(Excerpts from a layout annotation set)
— begin —
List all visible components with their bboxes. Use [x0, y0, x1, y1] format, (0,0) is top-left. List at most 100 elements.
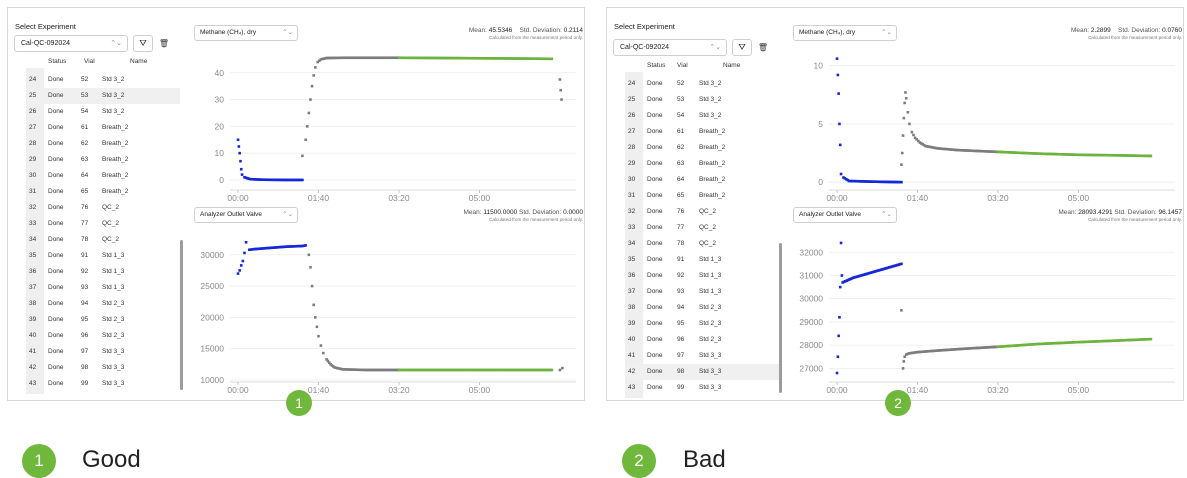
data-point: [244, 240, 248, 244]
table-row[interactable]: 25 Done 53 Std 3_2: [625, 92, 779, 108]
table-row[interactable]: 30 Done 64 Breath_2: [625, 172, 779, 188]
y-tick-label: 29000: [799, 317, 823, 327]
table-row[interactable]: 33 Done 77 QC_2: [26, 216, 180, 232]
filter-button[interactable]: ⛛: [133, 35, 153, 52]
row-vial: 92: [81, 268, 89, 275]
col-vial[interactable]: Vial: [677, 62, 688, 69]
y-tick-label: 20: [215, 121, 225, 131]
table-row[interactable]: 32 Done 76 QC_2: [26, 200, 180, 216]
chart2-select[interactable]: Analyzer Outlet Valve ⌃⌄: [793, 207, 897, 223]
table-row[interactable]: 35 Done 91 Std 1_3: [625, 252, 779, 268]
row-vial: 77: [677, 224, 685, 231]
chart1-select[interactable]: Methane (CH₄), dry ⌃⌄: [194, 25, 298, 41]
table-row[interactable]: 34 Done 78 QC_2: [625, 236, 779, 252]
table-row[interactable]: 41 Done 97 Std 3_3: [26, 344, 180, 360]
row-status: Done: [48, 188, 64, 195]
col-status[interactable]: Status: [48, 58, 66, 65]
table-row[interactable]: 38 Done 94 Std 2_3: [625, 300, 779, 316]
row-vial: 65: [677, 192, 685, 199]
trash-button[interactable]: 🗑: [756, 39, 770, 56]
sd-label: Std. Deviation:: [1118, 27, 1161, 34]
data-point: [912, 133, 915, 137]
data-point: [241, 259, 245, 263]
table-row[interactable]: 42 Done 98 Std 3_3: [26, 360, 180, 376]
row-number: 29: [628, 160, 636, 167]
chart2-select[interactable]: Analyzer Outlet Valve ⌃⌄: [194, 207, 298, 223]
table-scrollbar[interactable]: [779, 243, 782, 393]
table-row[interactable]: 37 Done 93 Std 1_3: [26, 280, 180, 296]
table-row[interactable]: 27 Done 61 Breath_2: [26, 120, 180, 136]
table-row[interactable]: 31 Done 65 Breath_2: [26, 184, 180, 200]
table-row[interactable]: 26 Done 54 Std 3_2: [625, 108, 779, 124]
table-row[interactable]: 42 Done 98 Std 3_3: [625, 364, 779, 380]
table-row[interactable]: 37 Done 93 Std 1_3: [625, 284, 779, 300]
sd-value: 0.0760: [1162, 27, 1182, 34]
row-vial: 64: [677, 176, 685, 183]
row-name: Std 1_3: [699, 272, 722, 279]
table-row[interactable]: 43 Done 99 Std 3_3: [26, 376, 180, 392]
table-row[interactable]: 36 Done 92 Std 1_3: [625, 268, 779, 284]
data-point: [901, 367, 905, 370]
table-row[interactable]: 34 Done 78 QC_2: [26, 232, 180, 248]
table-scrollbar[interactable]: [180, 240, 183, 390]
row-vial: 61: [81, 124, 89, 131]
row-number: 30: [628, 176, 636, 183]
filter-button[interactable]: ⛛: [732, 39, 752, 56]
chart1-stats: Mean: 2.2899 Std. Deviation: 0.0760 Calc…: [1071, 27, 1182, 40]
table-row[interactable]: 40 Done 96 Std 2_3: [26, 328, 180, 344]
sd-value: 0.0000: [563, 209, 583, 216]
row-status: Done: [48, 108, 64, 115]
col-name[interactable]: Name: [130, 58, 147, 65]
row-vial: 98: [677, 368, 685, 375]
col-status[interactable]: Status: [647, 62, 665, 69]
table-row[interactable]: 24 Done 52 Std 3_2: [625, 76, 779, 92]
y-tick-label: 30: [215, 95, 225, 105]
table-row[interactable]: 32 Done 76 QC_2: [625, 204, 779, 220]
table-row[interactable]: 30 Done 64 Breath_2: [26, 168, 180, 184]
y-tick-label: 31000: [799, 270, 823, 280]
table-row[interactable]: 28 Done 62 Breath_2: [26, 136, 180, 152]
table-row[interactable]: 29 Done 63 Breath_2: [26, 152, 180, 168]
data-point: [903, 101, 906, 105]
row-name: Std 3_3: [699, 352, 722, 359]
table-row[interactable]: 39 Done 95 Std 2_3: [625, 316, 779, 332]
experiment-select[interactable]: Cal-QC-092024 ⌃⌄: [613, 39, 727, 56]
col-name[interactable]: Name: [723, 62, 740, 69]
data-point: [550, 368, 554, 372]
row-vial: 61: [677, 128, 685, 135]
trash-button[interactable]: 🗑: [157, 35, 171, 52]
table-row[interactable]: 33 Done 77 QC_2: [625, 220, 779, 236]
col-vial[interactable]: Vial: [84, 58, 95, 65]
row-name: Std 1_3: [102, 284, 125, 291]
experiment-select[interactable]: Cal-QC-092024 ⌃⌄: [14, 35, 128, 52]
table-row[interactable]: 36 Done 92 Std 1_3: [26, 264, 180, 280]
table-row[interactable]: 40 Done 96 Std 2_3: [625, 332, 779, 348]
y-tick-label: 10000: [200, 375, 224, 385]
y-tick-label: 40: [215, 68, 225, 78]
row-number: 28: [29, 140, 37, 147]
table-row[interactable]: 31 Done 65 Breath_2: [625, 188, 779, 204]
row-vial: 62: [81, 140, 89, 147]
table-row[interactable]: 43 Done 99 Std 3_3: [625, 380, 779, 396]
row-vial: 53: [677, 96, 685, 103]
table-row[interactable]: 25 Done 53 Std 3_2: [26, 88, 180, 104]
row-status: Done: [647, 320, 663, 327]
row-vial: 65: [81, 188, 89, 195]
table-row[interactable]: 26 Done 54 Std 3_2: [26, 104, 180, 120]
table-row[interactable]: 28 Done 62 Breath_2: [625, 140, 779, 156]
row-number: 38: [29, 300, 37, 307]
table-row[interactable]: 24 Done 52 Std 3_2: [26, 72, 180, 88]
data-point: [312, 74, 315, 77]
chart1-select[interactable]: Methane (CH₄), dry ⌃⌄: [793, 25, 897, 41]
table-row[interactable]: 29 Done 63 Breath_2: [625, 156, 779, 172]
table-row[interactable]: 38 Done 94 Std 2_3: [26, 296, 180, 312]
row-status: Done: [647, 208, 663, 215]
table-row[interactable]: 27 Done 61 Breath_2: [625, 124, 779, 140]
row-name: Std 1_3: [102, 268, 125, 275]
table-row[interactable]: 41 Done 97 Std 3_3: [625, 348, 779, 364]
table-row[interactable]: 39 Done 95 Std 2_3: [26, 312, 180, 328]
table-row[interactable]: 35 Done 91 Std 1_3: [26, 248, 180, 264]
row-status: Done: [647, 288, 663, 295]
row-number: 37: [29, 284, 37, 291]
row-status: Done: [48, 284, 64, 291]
— end —
— begin —
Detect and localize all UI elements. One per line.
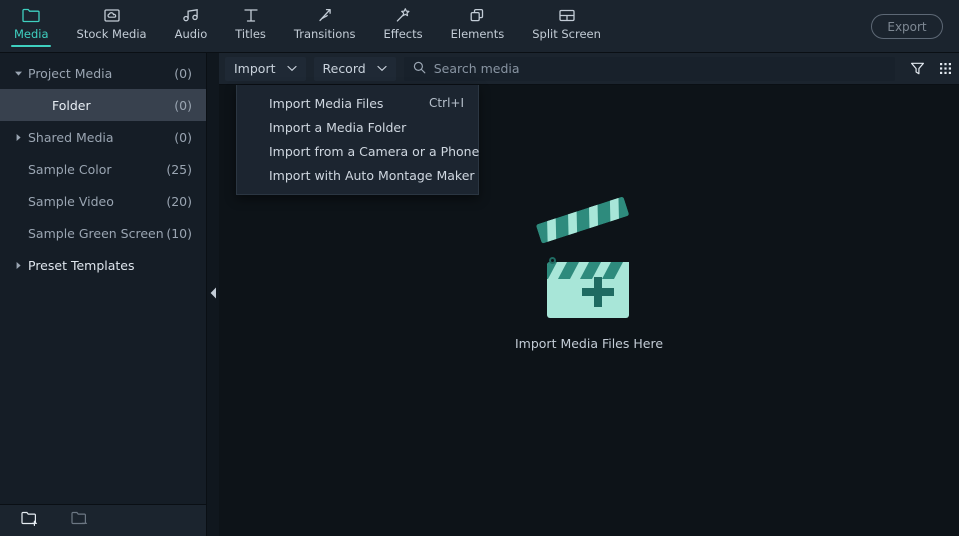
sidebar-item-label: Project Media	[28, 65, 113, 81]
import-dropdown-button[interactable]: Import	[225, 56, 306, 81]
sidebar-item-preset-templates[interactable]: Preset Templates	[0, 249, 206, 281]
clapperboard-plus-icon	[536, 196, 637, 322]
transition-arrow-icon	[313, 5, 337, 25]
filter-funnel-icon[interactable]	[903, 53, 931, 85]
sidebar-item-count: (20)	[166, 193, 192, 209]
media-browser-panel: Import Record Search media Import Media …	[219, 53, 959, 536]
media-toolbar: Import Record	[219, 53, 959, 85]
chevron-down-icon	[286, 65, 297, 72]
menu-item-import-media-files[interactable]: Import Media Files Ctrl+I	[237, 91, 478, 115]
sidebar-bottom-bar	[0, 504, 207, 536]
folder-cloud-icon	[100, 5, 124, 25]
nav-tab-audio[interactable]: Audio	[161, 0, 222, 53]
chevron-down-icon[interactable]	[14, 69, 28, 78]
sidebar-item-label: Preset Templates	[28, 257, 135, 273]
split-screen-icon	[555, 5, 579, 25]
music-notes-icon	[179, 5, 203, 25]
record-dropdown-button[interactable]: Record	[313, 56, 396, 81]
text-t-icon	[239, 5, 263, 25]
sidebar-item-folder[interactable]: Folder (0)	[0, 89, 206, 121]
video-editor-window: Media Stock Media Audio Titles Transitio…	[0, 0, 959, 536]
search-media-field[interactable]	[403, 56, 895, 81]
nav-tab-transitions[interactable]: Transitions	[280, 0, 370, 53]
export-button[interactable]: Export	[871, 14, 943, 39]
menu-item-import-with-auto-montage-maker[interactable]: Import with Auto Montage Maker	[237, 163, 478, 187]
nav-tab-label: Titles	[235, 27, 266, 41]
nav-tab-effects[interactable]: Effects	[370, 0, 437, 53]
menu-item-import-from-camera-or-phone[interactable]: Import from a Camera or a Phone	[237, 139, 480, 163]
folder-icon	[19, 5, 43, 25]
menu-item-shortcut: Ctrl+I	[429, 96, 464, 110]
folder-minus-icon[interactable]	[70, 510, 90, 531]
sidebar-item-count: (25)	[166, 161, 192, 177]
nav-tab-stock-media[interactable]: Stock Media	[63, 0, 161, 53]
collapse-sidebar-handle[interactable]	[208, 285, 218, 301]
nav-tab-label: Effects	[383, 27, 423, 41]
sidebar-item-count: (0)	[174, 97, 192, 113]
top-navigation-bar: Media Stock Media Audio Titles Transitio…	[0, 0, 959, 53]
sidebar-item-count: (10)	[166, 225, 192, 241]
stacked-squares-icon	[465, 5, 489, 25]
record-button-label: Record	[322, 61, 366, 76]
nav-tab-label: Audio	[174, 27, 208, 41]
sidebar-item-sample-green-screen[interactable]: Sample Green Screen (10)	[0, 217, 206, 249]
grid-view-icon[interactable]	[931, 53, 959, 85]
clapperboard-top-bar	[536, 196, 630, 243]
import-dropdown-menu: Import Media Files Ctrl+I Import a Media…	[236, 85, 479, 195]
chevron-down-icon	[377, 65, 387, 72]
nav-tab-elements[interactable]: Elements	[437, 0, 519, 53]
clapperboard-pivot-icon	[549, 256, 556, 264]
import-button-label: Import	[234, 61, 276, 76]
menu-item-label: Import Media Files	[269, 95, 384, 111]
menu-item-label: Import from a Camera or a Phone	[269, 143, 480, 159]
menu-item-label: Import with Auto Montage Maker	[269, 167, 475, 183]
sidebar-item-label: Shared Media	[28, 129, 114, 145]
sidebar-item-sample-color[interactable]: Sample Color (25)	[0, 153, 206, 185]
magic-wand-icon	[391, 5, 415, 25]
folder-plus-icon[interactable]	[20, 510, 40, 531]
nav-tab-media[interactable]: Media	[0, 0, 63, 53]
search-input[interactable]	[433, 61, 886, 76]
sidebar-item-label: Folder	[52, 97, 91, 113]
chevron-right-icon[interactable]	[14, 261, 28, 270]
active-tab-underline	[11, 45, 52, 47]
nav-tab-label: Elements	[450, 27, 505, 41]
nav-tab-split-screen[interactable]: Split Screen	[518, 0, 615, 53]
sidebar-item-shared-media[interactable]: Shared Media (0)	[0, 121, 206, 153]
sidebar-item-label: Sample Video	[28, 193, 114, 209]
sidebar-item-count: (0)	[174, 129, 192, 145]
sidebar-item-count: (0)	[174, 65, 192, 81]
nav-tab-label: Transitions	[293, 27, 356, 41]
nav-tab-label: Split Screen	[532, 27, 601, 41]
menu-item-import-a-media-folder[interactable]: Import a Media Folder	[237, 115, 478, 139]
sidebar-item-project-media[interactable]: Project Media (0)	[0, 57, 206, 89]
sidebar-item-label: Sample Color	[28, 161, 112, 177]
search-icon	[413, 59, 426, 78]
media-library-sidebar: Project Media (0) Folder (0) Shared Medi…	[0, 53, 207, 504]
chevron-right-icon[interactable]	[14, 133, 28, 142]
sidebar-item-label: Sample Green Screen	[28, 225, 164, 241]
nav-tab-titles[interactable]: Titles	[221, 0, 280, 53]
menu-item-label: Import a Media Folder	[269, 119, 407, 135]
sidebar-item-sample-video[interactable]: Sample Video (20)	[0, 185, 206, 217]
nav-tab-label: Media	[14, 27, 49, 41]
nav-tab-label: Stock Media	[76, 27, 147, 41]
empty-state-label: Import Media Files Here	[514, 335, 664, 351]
— end —
● Problem requirements:
Reproduce the rows verbatim, beginning with the line that contains "data-point: [244, 240, 248, 244]" and continuing through the line that contains "col-status[interactable]: Status: [48, 58, 66, 65]".

● The response:
data-point: [244, 240, 248, 244]
table-row[interactable]: 25 Done 53 Std 3_2: [625, 92, 779, 108]
table-row[interactable]: 30 Done 64 Breath_2: [625, 172, 779, 188]
y-tick-label: 29000: [799, 317, 823, 327]
table-row[interactable]: 33 Done 77 QC_2: [26, 216, 180, 232]
filter-button[interactable]: ⛛: [133, 35, 153, 52]
row-vial: 92: [81, 268, 89, 275]
col-vial[interactable]: Vial: [677, 62, 688, 69]
y-tick-label: 20: [215, 121, 225, 131]
table-row[interactable]: 32 Done 76 QC_2: [26, 200, 180, 216]
chart2-select[interactable]: Analyzer Outlet Valve ⌃⌄: [793, 207, 897, 223]
table-row[interactable]: 35 Done 91 Std 1_3: [625, 252, 779, 268]
row-vial: 77: [677, 224, 685, 231]
chart1-select[interactable]: Methane (CH₄), dry ⌃⌄: [194, 25, 298, 41]
table-row[interactable]: 34 Done 78 QC_2: [625, 236, 779, 252]
table-row[interactable]: 41 Done 97 Std 3_3: [26, 344, 180, 360]
row-status: Done: [48, 188, 64, 195]
col-status[interactable]: Status: [48, 58, 66, 65]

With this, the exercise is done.